SUPPLIED RECORDS
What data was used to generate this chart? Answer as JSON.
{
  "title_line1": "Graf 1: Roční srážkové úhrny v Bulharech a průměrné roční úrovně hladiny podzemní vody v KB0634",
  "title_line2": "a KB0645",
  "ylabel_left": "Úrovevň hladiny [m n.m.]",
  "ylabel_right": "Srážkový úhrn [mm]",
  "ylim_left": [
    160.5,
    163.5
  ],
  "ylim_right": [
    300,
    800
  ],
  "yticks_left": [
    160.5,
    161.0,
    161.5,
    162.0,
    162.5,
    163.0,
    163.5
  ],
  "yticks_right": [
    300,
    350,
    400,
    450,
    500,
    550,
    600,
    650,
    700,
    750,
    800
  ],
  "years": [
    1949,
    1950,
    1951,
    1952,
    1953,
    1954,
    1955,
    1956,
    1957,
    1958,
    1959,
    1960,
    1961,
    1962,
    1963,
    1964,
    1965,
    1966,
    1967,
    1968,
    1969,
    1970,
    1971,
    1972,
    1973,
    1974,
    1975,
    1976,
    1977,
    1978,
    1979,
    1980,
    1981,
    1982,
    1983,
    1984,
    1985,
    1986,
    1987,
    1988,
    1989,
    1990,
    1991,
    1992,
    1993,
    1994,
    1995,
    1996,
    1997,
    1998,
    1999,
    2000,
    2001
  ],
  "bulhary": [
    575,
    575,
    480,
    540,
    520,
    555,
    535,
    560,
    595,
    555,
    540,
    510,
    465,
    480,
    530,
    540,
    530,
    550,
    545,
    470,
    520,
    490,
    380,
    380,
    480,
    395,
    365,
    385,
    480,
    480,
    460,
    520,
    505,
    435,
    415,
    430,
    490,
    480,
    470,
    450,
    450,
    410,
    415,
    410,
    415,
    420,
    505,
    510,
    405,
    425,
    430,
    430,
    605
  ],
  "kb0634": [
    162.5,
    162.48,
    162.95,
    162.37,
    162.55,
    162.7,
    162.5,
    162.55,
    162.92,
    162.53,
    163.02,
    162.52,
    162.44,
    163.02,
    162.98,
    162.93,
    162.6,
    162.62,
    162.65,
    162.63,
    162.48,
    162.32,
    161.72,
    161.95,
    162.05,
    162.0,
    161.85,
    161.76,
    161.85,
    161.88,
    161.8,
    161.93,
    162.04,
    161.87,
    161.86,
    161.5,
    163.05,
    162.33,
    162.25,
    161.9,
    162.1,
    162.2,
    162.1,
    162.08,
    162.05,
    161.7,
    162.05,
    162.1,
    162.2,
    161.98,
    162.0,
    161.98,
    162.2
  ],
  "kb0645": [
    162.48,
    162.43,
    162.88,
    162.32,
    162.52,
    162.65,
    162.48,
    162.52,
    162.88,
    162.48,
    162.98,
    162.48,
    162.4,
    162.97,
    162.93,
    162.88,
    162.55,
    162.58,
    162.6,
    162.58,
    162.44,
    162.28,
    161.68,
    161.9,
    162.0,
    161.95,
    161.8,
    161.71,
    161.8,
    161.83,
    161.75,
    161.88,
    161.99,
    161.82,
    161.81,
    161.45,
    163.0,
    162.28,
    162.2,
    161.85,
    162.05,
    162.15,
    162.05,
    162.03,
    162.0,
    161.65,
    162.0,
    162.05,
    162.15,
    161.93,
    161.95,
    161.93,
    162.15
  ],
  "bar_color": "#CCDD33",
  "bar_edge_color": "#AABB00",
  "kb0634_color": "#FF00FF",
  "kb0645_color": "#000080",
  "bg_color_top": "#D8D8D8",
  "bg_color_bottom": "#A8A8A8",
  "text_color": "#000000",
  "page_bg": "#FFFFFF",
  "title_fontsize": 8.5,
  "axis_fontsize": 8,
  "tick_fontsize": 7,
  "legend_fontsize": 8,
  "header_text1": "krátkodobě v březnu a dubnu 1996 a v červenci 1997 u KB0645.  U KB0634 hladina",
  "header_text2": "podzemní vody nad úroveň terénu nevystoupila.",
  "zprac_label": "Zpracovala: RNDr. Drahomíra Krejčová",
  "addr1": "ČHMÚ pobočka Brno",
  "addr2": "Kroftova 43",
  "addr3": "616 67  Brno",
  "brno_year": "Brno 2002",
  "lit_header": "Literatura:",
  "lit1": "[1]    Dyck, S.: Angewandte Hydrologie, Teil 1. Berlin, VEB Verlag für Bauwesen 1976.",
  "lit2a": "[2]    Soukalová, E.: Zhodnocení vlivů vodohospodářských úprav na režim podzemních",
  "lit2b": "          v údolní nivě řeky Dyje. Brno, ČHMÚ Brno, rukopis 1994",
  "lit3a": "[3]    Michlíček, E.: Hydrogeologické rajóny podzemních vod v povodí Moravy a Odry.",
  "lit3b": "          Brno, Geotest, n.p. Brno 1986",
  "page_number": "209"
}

WRITTEN INSTRUCTION
Looking at the material above, count the lines containing the string "hladiny" and reply with the count alone.

PROBLEM SOLUTION
2